* start *

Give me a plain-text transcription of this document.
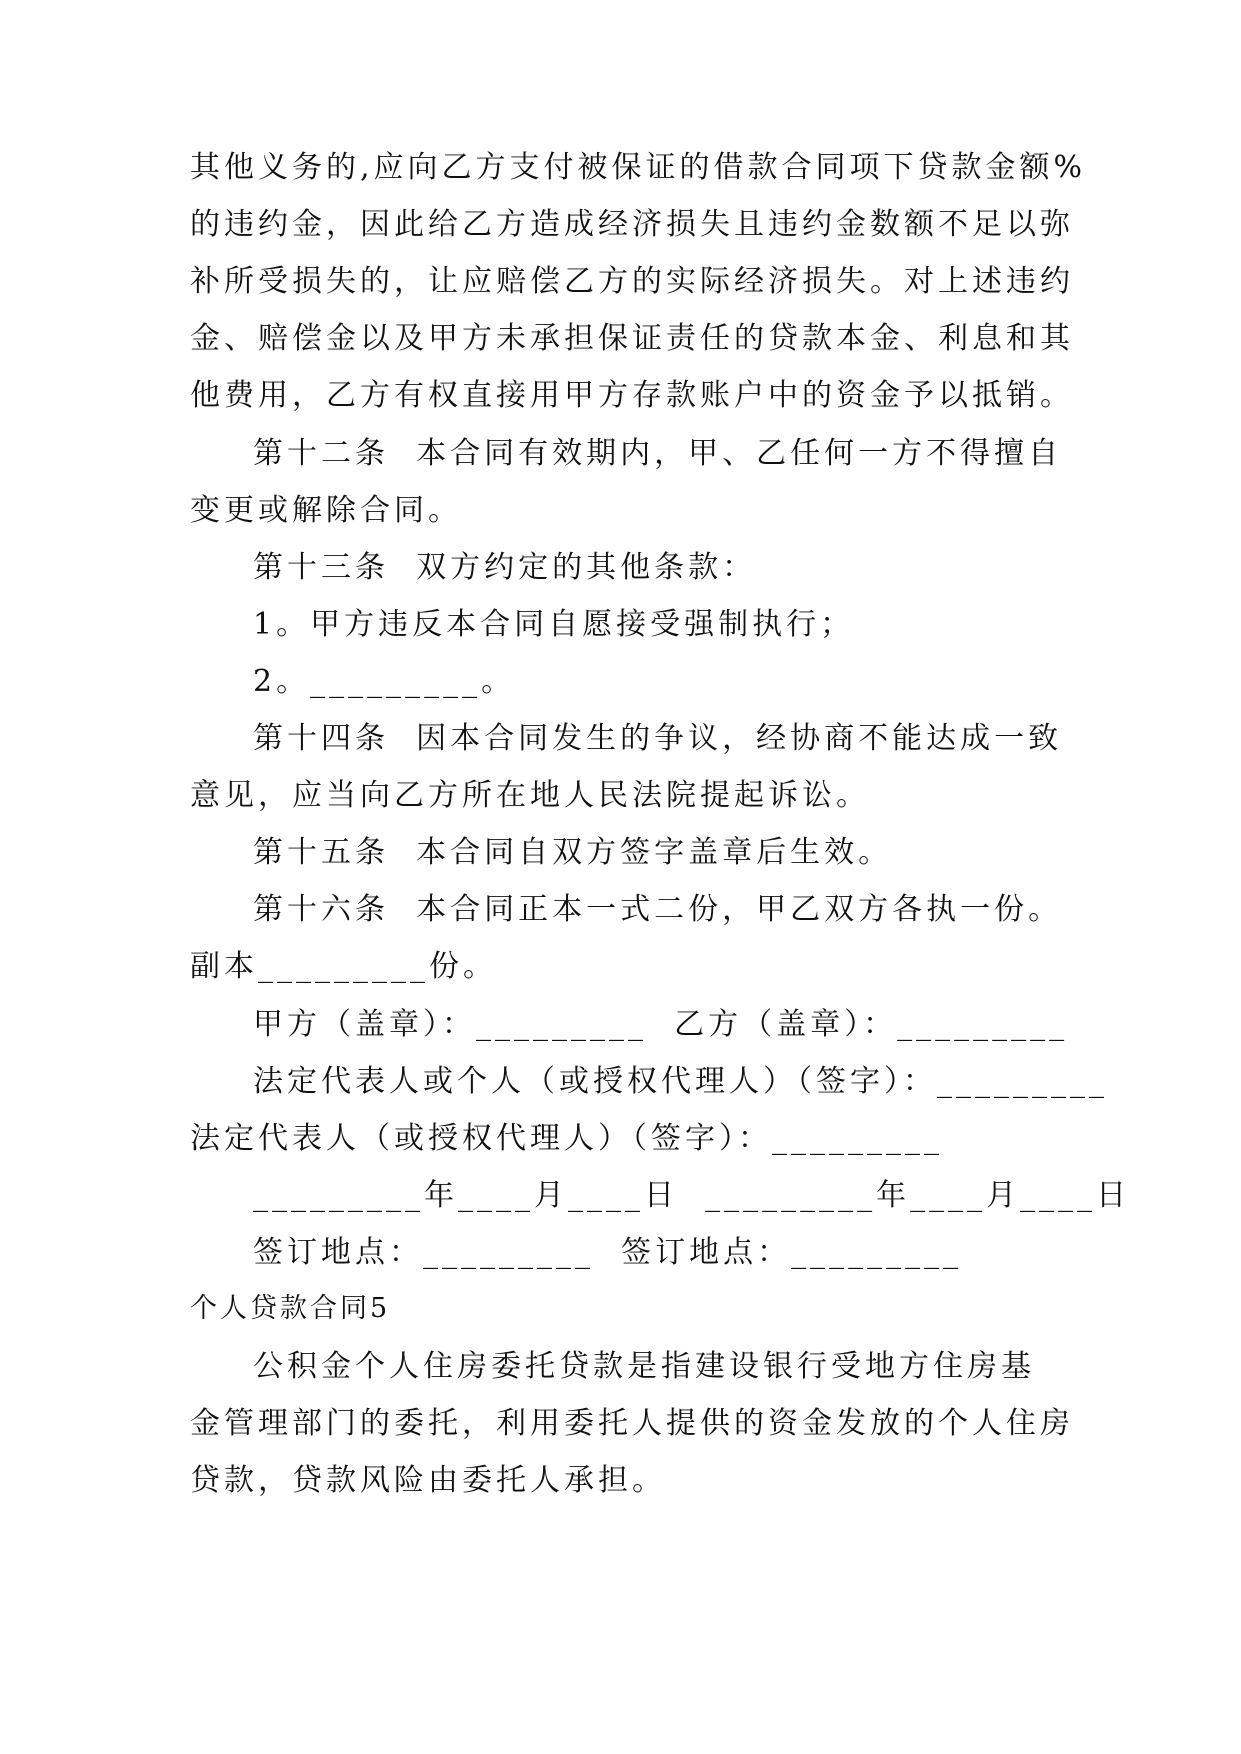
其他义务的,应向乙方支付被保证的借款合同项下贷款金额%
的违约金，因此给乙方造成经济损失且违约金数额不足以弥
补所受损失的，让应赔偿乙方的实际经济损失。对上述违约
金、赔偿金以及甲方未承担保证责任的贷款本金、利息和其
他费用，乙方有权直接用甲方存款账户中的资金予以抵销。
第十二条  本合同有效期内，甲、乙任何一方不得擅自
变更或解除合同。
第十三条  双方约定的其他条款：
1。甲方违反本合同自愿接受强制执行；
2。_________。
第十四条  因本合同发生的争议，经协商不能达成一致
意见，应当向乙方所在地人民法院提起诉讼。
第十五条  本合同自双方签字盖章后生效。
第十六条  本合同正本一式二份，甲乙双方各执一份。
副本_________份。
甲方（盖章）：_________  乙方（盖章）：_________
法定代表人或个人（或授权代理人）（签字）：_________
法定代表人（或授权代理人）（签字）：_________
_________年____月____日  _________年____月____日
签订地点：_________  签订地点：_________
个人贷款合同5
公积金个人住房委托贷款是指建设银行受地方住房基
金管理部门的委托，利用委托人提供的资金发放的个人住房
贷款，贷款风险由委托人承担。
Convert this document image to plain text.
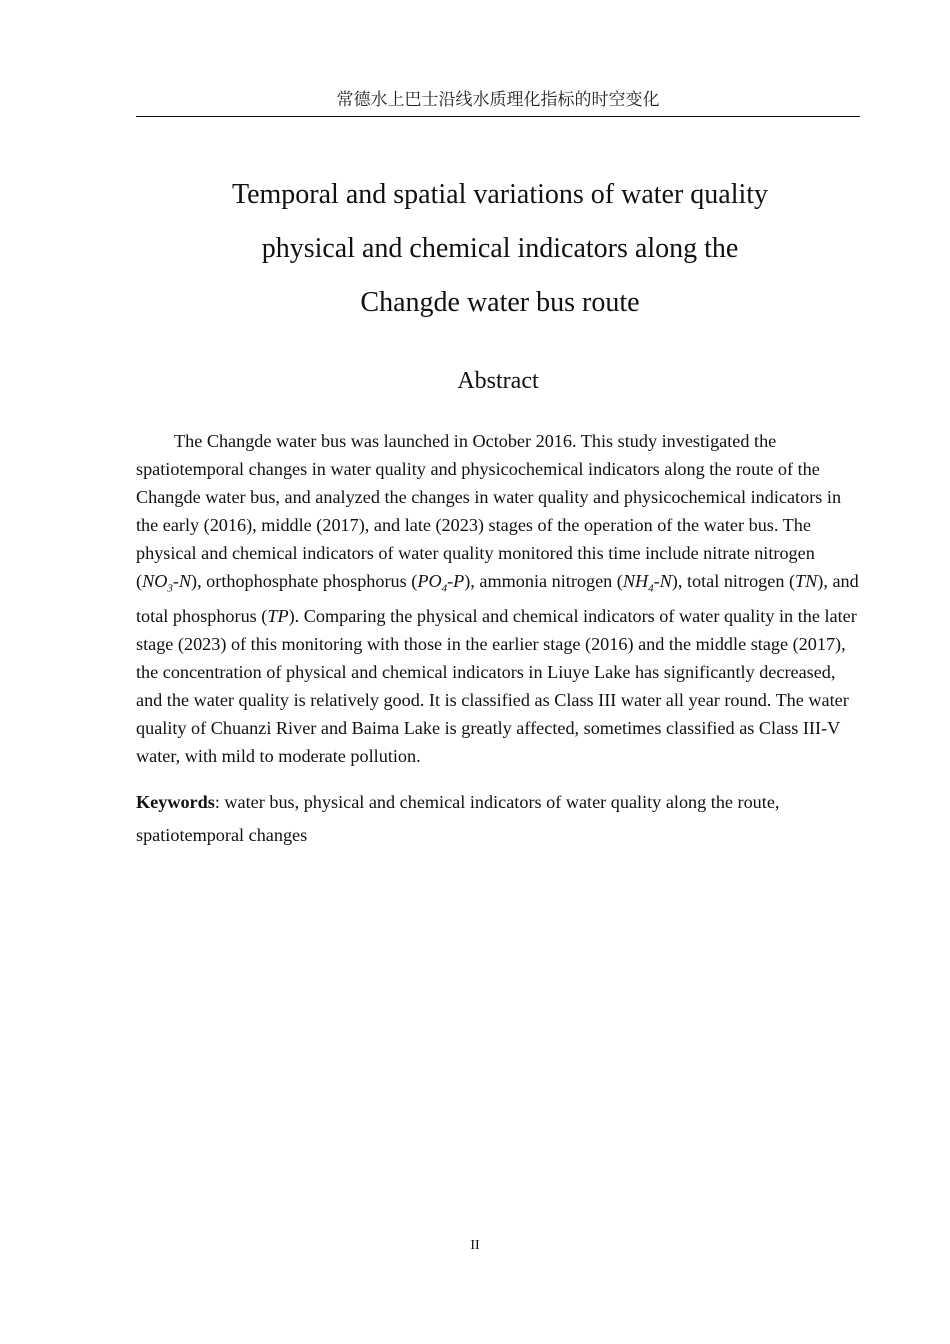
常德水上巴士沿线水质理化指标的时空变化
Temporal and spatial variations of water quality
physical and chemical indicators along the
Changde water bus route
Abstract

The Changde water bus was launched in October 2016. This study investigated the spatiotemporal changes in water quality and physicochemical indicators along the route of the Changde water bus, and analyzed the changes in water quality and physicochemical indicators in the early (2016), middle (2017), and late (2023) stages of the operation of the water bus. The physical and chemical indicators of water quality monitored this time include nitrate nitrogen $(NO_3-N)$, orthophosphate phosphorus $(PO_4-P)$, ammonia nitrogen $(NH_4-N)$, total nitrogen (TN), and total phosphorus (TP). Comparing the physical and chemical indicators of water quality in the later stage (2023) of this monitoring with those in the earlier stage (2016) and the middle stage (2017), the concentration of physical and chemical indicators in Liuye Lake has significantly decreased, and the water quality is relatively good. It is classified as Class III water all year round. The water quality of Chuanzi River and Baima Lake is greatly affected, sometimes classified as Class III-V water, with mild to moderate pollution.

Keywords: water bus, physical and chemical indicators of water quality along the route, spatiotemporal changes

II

* end *

• Task instructions:
Work out the number of lines above that include the string "along" and write only that number.

• Reply:
3